►

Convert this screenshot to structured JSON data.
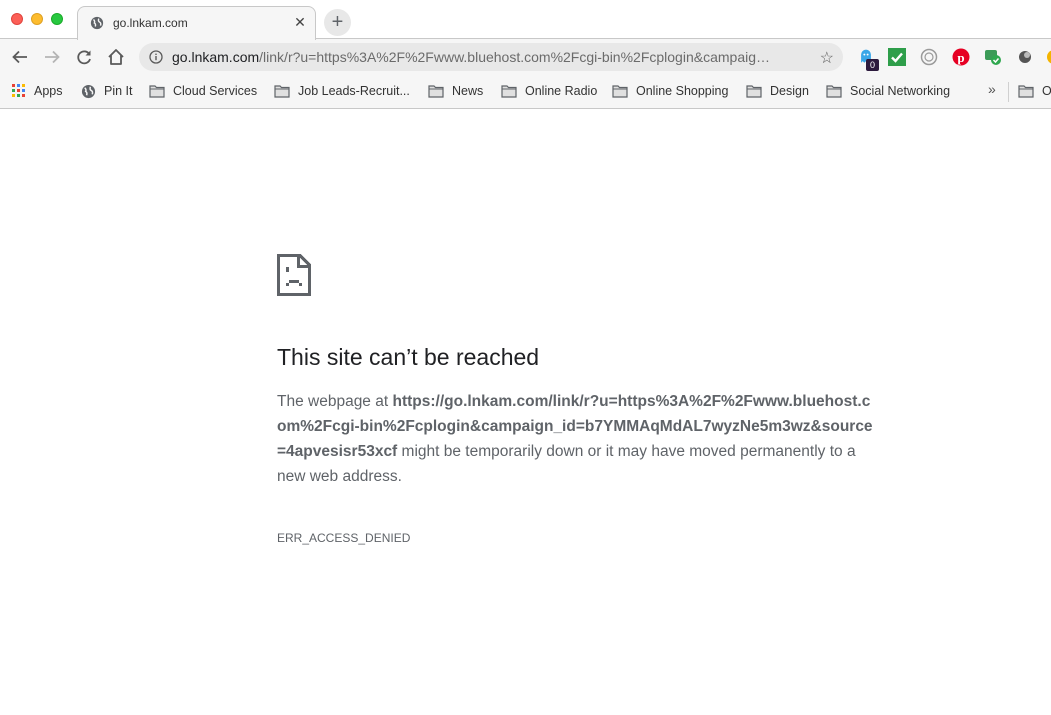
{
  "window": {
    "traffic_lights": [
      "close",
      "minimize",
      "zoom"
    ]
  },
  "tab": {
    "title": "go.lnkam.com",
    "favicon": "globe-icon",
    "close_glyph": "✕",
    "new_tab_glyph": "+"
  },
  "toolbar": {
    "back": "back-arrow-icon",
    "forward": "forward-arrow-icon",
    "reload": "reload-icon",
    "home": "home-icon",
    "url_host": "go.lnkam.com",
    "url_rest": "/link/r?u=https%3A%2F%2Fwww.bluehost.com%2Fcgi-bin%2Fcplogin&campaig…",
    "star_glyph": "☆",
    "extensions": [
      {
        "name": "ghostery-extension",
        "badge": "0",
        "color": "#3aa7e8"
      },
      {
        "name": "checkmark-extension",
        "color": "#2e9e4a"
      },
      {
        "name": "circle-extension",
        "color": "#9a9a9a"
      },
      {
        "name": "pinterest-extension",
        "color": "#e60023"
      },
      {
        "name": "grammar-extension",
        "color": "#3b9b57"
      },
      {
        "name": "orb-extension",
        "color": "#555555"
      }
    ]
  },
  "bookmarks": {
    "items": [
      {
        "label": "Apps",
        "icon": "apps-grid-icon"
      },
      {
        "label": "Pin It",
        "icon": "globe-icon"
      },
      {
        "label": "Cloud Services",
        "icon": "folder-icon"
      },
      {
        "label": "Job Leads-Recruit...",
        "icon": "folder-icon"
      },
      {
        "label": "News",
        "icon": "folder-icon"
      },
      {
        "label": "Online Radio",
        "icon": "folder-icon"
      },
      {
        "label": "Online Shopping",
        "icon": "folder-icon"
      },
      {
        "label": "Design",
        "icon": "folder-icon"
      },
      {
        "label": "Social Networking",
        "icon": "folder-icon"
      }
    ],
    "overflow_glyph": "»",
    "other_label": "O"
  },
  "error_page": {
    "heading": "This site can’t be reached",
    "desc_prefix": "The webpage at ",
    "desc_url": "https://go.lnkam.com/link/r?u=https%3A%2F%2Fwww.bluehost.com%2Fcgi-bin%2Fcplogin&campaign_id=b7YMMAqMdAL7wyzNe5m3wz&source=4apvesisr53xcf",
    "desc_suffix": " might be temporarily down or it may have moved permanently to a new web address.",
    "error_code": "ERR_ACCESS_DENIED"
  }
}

◄

→ Instructions for the task:
From the listing above, copy every line that includes the word "name".

→ Answer below:
        "name": "ghostery-extension",
        "name": "checkmark-extension",
        "name": "circle-extension",
        "name": "pinterest-extension",
        "name": "grammar-extension",
        "name": "orb-extension",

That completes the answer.